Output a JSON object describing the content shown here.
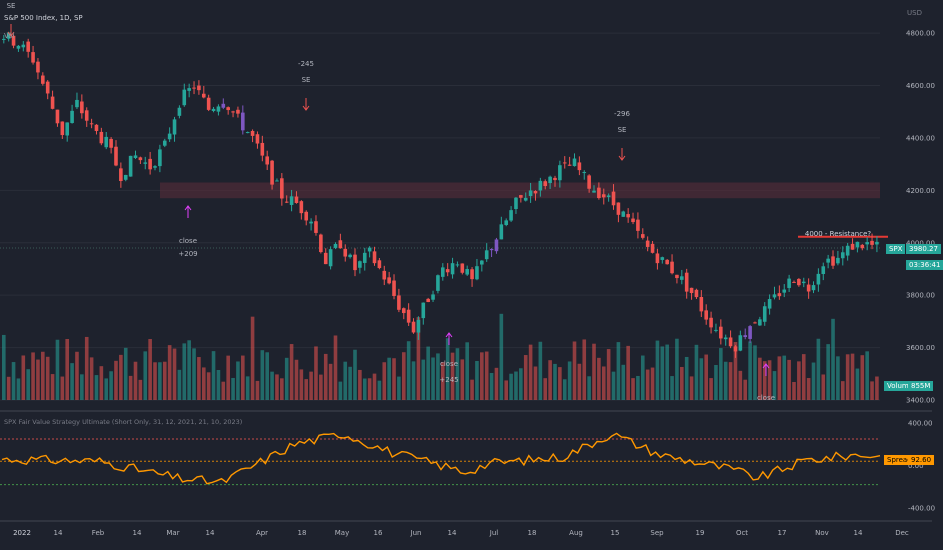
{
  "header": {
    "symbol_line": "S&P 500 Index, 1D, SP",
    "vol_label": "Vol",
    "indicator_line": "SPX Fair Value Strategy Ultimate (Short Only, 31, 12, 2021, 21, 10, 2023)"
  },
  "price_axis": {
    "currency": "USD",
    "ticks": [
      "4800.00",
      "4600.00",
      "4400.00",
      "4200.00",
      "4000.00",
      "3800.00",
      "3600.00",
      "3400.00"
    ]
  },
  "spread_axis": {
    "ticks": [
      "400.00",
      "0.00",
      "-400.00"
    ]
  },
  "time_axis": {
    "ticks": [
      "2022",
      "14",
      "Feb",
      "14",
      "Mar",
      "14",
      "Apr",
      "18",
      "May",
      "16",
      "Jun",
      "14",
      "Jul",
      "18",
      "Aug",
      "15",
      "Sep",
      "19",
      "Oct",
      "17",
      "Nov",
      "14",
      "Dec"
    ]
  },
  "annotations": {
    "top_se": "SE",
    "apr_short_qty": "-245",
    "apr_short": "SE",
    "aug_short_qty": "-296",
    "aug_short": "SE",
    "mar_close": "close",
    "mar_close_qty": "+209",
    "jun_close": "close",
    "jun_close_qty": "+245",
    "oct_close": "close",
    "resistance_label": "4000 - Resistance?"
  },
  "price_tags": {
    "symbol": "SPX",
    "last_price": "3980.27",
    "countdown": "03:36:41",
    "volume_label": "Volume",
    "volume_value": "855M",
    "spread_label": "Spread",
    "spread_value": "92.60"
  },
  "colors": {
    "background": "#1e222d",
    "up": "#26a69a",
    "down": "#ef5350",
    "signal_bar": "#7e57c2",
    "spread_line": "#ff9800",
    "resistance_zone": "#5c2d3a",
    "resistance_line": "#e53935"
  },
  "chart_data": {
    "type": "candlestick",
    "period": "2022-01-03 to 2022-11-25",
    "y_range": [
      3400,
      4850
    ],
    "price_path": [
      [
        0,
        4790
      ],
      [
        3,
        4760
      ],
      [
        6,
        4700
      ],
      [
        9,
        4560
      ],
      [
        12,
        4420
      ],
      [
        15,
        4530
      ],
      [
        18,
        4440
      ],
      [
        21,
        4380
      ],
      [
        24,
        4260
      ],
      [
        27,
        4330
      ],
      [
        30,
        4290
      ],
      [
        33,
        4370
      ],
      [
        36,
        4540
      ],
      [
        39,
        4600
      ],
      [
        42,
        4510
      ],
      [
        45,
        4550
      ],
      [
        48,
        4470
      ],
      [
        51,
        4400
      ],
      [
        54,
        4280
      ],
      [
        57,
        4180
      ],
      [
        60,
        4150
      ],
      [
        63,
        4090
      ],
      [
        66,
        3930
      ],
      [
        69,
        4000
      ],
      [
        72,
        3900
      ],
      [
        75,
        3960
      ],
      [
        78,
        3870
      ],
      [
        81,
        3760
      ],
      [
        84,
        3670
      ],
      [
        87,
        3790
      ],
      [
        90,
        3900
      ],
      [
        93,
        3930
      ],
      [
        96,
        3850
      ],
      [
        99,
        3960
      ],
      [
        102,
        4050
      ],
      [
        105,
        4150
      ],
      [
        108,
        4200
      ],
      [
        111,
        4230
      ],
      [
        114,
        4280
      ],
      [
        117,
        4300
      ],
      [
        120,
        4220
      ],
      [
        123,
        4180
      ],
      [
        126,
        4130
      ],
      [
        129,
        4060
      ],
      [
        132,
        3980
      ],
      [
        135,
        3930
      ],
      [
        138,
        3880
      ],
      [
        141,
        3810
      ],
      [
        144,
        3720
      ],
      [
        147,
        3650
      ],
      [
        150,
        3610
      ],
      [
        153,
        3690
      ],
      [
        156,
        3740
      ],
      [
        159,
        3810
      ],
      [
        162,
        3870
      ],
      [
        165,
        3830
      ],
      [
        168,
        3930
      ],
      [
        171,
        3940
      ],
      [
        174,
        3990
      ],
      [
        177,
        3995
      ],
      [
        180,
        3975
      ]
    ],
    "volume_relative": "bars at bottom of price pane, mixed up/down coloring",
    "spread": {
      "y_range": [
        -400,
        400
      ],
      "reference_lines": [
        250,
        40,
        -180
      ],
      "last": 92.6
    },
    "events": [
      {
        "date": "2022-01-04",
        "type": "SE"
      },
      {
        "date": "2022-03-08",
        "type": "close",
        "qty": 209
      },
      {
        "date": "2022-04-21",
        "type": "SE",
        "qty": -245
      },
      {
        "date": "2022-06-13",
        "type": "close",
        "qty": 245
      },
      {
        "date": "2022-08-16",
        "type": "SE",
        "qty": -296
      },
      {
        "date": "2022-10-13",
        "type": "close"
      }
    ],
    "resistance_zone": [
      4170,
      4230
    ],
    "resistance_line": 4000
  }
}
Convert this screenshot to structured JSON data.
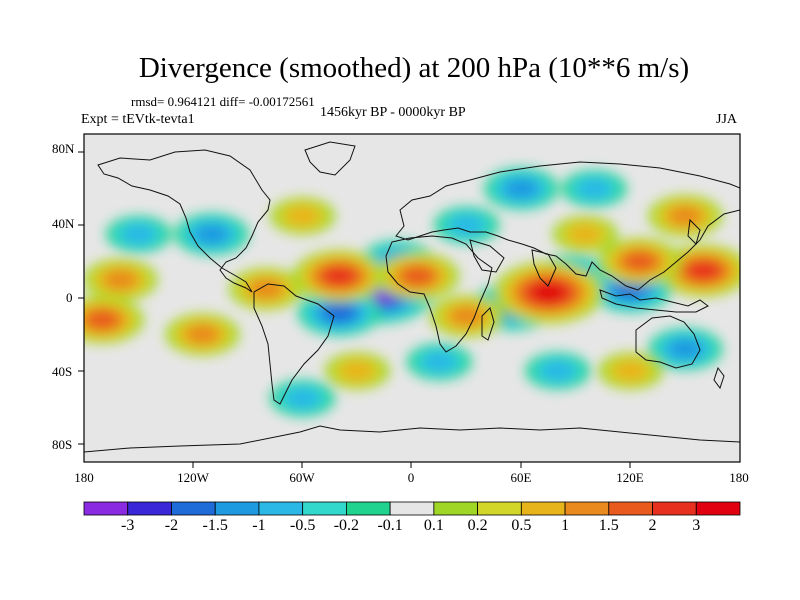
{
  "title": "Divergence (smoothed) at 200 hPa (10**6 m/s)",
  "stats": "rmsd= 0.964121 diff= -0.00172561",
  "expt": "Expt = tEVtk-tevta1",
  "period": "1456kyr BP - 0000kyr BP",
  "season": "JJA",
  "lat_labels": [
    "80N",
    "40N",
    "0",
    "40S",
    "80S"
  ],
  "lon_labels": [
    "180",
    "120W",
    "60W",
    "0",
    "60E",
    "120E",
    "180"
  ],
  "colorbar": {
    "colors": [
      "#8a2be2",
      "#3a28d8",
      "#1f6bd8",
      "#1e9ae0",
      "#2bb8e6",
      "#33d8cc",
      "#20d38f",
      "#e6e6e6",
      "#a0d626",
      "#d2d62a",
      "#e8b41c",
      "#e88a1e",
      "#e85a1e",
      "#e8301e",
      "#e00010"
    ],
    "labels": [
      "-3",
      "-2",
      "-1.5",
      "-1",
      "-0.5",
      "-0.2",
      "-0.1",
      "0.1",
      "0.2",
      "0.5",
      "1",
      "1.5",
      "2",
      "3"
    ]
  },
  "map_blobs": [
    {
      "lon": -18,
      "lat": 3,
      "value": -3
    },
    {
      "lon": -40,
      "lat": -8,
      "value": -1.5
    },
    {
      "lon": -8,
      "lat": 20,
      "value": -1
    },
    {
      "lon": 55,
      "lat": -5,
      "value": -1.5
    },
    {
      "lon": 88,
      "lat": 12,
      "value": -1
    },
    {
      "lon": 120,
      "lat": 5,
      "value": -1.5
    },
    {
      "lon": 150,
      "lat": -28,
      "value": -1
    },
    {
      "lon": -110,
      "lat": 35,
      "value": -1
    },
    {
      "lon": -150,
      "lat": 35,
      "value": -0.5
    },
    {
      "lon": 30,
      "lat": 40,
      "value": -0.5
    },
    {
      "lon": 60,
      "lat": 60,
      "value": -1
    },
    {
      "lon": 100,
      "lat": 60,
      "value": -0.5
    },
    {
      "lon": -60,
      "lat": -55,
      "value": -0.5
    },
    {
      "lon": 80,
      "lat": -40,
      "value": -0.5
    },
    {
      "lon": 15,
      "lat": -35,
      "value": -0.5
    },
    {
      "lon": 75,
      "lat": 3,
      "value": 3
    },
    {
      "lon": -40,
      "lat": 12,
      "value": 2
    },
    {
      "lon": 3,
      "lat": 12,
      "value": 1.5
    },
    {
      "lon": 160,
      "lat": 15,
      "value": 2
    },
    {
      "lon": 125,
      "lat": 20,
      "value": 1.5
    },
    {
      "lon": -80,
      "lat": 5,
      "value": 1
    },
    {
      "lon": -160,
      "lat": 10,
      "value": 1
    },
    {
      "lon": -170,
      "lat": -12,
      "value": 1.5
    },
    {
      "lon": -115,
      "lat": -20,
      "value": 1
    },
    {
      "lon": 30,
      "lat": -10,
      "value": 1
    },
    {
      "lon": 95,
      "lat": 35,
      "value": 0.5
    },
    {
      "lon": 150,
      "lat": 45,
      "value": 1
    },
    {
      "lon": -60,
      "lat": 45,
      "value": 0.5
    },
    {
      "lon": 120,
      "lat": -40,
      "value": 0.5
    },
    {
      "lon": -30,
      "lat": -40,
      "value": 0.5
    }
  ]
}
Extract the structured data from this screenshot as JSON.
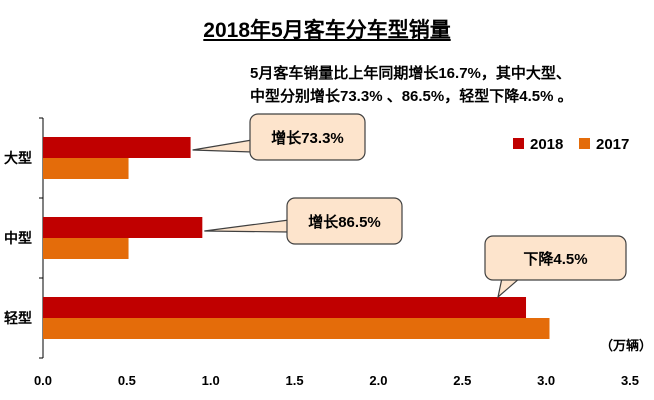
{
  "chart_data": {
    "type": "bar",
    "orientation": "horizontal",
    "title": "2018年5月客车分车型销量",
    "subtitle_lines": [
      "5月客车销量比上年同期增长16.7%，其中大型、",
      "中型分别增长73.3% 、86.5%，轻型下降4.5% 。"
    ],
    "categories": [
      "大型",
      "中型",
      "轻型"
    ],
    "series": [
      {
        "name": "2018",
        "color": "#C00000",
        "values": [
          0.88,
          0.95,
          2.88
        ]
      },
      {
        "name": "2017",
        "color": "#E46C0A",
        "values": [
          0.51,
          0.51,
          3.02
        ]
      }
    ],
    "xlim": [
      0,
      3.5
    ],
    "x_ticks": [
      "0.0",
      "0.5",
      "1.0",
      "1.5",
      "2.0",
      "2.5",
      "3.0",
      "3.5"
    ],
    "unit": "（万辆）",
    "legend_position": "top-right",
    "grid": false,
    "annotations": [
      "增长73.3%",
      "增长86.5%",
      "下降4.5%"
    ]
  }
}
▬▬▬▬▬▬
» **Stated exercise**
Copy exactly, please, the lines that run from the line holding "Extract the structured" through the closing line of the material above, omitting every picture.

» **Response to this task**
Extract the structured data from this screenshot as JSON.
{
  "chart_data": {
    "type": "bar",
    "orientation": "horizontal",
    "title": "2018年5月客车分车型销量",
    "subtitle_lines": [
      "5月客车销量比上年同期增长16.7%，其中大型、",
      "中型分别增长73.3% 、86.5%，轻型下降4.5% 。"
    ],
    "categories": [
      "大型",
      "中型",
      "轻型"
    ],
    "series": [
      {
        "name": "2018",
        "color": "#C00000",
        "values": [
          0.88,
          0.95,
          2.88
        ]
      },
      {
        "name": "2017",
        "color": "#E46C0A",
        "values": [
          0.51,
          0.51,
          3.02
        ]
      }
    ],
    "xlim": [
      0,
      3.5
    ],
    "x_ticks": [
      "0.0",
      "0.5",
      "1.0",
      "1.5",
      "2.0",
      "2.5",
      "3.0",
      "3.5"
    ],
    "unit": "（万辆）",
    "legend_position": "top-right",
    "grid": false,
    "annotations": [
      "增长73.3%",
      "增长86.5%",
      "下降4.5%"
    ]
  }
}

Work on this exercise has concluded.